-- start of Exercise material --
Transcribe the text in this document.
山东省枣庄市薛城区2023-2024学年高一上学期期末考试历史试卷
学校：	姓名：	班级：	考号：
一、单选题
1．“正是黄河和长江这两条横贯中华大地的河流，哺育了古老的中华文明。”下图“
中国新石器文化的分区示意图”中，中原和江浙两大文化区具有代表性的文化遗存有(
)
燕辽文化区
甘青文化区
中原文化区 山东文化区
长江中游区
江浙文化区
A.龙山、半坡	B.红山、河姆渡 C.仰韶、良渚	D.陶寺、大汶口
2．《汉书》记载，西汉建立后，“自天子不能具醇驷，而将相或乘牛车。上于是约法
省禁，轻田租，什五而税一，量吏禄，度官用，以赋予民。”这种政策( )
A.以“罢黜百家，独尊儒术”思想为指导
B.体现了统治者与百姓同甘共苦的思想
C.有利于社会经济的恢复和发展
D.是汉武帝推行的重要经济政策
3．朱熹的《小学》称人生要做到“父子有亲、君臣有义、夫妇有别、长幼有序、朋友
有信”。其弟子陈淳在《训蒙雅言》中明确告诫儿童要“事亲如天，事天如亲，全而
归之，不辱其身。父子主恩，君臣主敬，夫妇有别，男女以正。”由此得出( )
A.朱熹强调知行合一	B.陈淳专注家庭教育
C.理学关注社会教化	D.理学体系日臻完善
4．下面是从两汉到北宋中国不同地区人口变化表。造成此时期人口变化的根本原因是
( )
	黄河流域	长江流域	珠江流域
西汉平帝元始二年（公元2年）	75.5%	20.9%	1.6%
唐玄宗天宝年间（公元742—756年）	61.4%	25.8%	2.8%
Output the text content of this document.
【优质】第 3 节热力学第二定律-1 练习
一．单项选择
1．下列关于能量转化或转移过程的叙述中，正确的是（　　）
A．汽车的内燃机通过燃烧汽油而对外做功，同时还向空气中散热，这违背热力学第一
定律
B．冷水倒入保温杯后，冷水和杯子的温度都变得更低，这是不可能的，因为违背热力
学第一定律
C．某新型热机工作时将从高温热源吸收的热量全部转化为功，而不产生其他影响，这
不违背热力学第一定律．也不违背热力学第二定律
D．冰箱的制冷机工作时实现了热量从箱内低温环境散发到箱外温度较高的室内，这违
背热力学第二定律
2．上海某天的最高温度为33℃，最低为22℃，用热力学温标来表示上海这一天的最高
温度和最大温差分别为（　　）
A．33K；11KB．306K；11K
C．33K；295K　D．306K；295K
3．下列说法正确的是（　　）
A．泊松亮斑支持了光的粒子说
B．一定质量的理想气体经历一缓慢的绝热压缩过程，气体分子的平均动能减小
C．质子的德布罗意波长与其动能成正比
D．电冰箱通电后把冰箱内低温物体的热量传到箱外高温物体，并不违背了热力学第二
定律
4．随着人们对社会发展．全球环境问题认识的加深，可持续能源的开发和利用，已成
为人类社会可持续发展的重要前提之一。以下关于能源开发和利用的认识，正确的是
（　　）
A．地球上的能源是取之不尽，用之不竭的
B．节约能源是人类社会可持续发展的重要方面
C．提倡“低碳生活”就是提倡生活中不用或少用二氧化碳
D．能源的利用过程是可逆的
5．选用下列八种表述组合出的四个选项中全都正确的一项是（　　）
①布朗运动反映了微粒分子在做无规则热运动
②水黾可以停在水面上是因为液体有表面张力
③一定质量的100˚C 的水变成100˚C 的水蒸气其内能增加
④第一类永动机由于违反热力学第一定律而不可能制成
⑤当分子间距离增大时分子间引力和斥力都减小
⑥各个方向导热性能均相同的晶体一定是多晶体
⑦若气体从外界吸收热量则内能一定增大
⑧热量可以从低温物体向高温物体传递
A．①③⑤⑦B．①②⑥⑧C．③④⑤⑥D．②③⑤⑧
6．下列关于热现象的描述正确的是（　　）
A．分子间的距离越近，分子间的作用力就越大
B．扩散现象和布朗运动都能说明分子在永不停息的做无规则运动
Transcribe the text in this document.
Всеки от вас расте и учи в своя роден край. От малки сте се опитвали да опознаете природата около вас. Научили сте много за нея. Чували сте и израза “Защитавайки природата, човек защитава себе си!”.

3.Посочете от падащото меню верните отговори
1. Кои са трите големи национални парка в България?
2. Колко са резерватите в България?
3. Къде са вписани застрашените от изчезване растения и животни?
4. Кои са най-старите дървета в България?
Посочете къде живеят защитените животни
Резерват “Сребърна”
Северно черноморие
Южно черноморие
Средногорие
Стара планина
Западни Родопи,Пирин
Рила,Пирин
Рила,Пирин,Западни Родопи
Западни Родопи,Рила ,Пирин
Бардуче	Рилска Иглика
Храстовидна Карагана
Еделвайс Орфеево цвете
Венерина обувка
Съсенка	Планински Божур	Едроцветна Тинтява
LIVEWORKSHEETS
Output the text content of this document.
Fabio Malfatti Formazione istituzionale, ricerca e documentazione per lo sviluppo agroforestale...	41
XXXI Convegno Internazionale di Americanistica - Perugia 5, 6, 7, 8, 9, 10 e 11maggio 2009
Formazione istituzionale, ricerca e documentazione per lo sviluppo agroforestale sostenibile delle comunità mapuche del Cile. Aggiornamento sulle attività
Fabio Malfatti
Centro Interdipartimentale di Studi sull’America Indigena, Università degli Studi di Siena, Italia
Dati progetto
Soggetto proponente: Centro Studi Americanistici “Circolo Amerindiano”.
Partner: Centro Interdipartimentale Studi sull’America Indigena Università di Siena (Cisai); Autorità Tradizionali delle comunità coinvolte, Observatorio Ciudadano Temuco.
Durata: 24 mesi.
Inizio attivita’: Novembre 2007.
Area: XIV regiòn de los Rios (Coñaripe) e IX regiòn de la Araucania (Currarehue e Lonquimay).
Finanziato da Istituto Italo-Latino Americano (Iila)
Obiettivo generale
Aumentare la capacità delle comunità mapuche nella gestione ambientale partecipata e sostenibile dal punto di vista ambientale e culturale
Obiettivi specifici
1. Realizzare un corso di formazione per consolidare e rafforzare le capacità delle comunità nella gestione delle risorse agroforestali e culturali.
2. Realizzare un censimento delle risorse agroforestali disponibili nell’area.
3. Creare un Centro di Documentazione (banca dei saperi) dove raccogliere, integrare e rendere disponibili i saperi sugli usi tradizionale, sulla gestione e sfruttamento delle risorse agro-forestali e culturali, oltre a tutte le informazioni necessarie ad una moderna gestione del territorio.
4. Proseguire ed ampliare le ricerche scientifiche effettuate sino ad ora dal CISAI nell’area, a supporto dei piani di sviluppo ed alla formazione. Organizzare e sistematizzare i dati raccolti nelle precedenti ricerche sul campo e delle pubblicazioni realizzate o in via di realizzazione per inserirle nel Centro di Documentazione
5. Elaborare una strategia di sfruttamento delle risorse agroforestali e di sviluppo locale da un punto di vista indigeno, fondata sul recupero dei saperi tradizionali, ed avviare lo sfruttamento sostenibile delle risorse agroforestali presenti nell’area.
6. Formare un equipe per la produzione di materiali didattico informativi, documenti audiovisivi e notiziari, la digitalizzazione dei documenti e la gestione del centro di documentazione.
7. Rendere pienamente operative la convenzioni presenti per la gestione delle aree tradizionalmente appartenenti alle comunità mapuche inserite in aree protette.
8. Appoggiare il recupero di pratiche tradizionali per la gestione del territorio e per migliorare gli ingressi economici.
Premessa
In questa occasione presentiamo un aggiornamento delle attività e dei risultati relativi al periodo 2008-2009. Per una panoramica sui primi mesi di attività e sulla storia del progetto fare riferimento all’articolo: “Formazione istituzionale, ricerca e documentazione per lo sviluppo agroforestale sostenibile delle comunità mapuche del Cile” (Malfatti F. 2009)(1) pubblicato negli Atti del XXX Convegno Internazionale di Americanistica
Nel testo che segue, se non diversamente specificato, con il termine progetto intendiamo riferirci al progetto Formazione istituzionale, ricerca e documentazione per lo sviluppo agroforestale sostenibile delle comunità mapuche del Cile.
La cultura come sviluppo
-- end of Exercise material --
→ **Task instructions**: Gather each line of the listing that holds the string "culturali".

→ **Response below**:
1. Realizzare un corso di formazione per consolidare e rafforzare le capacità delle comunità nella gestione delle risorse agroforestali e culturali.
3. Creare un Centro di Documentazione (banca dei saperi) dove raccogliere, integrare e rendere disponibili i saperi sugli usi tradizionale, sulla gestione e sfruttamento delle risorse agro-forestali e culturali, oltre a tutte le informazioni necessarie ad una moderna gestione del territorio.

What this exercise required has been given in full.